Source data:
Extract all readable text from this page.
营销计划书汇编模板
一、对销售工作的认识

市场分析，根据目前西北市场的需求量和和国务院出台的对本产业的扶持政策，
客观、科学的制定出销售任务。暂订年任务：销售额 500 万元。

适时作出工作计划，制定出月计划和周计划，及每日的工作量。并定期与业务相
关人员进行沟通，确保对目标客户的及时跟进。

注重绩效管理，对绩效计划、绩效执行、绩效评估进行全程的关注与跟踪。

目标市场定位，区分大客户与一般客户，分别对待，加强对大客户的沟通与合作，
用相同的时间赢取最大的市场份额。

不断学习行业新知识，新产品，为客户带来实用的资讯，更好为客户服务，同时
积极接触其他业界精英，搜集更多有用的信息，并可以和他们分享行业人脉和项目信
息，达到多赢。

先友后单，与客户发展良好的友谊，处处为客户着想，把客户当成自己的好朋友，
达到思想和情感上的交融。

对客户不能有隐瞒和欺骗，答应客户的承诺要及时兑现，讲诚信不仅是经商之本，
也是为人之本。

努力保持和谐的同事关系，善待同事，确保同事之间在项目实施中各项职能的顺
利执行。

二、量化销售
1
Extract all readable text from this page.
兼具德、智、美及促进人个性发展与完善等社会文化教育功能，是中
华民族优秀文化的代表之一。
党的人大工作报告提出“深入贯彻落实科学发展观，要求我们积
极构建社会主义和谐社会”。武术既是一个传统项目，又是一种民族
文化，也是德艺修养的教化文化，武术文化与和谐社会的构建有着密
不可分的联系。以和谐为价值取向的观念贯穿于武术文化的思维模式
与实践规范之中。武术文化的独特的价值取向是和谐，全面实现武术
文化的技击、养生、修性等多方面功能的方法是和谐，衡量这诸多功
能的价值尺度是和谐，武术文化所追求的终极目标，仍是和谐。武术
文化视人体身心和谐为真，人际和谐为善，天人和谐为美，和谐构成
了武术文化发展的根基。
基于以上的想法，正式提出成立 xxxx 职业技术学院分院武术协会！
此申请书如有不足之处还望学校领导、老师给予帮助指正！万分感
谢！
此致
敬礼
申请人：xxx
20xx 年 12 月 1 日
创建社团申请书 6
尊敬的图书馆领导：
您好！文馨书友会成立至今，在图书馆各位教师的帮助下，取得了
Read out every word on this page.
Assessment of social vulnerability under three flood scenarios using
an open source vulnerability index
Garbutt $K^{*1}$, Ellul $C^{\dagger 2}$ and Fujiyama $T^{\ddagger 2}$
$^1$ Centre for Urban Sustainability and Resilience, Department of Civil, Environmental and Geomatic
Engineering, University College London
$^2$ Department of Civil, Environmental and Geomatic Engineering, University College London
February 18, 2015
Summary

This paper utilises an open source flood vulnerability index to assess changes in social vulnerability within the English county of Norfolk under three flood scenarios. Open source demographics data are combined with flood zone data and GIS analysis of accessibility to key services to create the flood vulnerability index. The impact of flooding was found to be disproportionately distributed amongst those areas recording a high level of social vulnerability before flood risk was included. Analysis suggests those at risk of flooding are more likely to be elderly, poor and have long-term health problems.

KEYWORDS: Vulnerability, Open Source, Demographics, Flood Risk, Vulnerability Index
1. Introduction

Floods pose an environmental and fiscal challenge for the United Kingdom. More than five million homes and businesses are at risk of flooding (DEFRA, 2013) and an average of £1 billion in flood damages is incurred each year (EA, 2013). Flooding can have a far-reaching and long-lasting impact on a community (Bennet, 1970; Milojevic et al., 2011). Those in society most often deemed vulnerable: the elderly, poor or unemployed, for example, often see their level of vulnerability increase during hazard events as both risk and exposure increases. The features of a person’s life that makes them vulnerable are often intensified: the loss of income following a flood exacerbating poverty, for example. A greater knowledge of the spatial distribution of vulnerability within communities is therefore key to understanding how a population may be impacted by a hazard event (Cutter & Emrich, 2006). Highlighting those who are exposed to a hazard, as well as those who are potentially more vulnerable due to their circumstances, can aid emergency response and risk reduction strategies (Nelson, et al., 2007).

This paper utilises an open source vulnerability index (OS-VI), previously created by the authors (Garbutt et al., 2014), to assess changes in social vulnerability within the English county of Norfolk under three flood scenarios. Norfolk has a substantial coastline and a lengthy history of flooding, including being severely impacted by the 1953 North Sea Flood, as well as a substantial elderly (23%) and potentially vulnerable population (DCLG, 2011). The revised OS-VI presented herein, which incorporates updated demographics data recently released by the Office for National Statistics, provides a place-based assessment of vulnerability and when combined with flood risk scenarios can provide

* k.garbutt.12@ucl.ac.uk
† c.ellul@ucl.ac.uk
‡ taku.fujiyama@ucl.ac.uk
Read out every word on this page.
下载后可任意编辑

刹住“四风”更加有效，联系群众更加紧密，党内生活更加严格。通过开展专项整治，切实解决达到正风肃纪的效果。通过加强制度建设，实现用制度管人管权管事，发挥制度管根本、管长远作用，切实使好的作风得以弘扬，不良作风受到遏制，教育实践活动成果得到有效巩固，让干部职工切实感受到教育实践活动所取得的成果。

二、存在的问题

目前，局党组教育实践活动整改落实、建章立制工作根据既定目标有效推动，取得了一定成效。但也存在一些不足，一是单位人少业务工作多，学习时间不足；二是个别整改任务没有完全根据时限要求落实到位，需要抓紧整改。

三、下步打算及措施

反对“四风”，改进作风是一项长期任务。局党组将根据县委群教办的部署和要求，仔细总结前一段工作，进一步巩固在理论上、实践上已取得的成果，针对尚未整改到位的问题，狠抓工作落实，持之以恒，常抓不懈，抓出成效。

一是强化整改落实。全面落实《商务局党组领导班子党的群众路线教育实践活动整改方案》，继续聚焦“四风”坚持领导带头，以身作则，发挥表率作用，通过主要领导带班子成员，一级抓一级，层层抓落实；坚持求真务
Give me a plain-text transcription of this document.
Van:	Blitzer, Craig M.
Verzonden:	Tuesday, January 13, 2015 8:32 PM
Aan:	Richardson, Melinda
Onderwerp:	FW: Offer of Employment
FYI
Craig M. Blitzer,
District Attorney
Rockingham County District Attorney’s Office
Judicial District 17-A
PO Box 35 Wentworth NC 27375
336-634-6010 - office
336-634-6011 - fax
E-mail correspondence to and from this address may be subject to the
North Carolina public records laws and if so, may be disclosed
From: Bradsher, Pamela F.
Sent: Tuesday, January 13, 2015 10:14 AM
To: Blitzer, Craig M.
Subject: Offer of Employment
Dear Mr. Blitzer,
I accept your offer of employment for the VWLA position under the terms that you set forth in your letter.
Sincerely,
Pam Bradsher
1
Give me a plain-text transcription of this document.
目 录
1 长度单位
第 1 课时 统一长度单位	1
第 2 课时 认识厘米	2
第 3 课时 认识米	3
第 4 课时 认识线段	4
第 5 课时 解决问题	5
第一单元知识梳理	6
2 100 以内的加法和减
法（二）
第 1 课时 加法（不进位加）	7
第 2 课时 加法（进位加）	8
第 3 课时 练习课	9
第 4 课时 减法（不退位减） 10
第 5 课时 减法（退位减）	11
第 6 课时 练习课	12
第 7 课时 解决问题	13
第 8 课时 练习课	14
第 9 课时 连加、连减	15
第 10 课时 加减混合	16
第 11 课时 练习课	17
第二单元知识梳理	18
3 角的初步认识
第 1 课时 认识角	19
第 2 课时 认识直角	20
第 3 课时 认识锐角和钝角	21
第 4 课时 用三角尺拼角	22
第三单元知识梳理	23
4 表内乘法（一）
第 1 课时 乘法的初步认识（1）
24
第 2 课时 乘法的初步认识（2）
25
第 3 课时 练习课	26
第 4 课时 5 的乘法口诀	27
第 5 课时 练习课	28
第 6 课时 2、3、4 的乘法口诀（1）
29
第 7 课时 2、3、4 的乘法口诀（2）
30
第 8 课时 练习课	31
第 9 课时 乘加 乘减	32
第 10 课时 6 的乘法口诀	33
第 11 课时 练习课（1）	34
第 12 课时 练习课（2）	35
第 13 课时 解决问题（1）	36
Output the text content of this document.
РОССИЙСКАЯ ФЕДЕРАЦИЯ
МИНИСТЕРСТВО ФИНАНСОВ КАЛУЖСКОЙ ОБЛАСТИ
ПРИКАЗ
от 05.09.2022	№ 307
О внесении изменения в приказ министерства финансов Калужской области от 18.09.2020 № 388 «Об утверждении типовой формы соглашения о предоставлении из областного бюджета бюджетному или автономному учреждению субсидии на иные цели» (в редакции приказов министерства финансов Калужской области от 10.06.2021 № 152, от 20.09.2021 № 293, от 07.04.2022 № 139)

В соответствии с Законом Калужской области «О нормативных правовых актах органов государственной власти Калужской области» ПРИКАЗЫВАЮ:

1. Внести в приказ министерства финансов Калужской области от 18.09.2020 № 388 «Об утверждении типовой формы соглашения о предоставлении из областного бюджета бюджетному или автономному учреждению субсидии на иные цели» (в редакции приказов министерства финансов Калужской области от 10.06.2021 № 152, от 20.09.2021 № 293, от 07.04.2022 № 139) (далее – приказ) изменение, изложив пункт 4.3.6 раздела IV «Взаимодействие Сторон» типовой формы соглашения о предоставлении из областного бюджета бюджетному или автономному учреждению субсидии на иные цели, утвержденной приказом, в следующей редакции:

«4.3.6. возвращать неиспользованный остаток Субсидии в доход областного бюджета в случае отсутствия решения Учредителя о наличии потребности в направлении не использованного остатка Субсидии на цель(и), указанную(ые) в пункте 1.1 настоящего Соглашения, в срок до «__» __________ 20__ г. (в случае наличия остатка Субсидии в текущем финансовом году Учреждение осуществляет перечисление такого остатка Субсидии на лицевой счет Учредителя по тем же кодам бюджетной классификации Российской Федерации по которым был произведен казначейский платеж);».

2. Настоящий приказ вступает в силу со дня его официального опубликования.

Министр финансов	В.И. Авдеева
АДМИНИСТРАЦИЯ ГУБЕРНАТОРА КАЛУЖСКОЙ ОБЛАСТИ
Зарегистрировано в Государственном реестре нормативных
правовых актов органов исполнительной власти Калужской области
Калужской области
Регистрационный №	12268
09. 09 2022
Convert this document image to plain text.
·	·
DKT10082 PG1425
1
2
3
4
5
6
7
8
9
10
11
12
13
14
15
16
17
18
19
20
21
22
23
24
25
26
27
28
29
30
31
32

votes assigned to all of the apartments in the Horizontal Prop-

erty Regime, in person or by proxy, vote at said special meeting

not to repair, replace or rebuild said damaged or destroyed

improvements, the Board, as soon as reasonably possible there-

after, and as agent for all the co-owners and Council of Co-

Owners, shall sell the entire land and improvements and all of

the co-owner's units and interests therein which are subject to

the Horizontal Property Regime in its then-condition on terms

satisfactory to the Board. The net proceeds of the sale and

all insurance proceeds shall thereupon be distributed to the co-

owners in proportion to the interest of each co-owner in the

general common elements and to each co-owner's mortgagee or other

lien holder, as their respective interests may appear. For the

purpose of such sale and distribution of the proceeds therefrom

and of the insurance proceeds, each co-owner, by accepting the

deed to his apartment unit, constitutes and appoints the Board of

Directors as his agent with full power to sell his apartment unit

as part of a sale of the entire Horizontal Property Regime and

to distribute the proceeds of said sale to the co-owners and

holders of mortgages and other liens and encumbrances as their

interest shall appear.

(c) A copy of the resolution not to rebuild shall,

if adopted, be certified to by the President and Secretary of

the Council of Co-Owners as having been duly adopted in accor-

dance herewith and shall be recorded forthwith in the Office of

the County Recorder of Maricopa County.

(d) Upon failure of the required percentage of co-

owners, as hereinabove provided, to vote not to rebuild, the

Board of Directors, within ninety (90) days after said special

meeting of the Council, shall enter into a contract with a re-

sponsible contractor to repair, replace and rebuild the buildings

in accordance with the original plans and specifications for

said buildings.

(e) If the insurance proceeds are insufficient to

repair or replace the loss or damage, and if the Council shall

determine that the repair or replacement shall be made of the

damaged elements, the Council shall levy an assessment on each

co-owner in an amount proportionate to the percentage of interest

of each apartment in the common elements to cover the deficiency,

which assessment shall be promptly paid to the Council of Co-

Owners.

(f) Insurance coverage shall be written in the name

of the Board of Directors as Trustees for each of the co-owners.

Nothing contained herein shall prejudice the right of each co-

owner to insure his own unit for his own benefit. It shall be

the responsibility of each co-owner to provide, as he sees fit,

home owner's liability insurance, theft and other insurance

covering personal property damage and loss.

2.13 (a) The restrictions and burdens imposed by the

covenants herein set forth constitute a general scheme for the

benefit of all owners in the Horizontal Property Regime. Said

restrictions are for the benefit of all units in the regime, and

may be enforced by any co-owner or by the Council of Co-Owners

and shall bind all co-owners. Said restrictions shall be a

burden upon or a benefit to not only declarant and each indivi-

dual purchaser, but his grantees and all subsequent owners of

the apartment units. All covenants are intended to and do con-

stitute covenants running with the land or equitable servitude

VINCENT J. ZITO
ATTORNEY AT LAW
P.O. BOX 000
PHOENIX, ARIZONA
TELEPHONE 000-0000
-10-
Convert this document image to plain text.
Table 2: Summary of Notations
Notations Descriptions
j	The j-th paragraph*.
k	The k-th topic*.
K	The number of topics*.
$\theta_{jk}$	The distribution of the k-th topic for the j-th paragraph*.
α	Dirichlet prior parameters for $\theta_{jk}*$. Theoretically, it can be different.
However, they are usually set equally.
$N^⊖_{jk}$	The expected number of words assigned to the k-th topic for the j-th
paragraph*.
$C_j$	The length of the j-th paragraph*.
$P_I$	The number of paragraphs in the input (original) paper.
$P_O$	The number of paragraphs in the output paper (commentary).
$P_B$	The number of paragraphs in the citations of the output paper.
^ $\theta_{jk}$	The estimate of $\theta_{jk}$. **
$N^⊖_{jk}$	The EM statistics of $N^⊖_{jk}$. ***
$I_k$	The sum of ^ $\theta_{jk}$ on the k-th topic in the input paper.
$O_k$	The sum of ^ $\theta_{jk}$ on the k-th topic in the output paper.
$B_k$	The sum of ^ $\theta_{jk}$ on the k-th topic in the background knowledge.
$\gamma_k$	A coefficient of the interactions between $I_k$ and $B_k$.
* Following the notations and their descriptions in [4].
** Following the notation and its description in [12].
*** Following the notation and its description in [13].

*Task to carry out:* Go through the data above and find the lines with the word "Civil". Copy each of those lines.

*Full solution:*
$^1$ Centre for Urban Sustainability and Resilience, Department of Civil, Environmental and Geomatic
$^2$ Department of Civil, Environmental and Geomatic Engineering, University College London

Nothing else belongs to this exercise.